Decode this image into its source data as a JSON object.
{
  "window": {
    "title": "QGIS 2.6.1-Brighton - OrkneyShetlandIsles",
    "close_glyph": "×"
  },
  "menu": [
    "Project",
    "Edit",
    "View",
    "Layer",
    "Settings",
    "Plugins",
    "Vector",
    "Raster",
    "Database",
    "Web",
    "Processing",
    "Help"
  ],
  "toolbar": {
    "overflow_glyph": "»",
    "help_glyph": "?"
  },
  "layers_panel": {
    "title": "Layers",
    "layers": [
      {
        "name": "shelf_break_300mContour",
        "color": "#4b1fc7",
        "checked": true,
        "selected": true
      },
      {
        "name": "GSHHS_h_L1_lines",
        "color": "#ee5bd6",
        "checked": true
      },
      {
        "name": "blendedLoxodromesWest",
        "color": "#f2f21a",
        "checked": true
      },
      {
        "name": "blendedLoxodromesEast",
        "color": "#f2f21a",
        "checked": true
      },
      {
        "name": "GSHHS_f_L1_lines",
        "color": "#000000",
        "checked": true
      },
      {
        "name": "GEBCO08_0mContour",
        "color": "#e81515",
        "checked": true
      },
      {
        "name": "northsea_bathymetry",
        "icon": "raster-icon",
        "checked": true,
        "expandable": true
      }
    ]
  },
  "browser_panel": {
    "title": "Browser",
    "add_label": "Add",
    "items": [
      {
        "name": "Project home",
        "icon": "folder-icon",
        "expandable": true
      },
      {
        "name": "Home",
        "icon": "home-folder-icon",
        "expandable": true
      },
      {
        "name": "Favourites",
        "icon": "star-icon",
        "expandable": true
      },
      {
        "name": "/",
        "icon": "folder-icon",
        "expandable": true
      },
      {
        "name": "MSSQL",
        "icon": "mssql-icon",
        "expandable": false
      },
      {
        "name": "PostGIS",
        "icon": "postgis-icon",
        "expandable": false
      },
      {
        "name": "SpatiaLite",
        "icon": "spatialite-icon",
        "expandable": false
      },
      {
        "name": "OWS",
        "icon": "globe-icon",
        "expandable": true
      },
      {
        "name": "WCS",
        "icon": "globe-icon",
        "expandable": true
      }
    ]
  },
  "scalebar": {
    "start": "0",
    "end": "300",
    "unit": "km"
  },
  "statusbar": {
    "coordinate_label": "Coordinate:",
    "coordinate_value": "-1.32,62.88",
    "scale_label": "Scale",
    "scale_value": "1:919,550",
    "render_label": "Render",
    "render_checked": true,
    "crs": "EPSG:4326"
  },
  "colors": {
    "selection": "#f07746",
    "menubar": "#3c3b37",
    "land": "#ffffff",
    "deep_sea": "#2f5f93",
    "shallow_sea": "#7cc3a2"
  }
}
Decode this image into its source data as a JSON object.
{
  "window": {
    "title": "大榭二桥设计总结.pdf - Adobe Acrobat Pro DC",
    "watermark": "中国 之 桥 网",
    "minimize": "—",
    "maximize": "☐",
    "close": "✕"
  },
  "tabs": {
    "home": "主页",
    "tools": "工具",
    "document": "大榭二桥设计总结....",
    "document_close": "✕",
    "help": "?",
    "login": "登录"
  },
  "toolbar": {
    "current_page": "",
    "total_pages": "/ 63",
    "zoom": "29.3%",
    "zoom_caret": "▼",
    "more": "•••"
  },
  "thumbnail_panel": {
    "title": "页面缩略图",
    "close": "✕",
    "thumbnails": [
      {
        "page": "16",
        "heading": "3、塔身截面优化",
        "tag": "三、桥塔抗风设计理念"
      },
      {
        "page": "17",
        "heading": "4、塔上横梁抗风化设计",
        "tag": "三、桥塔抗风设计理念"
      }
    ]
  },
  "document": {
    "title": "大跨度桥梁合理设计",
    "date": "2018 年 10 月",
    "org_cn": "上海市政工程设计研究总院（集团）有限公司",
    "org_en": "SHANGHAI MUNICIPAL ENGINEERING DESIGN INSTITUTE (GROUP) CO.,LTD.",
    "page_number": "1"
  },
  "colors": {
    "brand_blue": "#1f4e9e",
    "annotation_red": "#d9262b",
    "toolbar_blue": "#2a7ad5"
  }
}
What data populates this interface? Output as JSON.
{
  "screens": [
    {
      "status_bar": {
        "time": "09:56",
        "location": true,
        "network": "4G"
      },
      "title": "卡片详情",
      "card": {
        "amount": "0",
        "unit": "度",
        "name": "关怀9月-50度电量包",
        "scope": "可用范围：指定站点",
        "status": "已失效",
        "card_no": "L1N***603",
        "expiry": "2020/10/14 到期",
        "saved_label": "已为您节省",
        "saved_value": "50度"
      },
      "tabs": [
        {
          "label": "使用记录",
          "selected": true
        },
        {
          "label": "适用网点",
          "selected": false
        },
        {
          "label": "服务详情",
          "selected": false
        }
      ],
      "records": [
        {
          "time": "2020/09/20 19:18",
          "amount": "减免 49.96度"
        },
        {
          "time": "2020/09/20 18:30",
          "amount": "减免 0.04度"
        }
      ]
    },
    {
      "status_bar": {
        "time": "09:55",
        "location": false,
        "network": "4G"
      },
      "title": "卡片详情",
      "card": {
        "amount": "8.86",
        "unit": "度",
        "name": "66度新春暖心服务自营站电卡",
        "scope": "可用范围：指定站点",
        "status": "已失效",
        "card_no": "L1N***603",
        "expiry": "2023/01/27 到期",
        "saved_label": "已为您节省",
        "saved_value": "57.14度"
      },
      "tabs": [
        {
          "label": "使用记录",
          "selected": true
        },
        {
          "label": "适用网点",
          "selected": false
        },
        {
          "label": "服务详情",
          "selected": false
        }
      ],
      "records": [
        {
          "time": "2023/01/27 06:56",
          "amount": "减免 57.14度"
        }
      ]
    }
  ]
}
# # # #
**STATED TASK**
Your answer should be a single number: the count of lines holding the word "title".

**TASK ANSWER**
8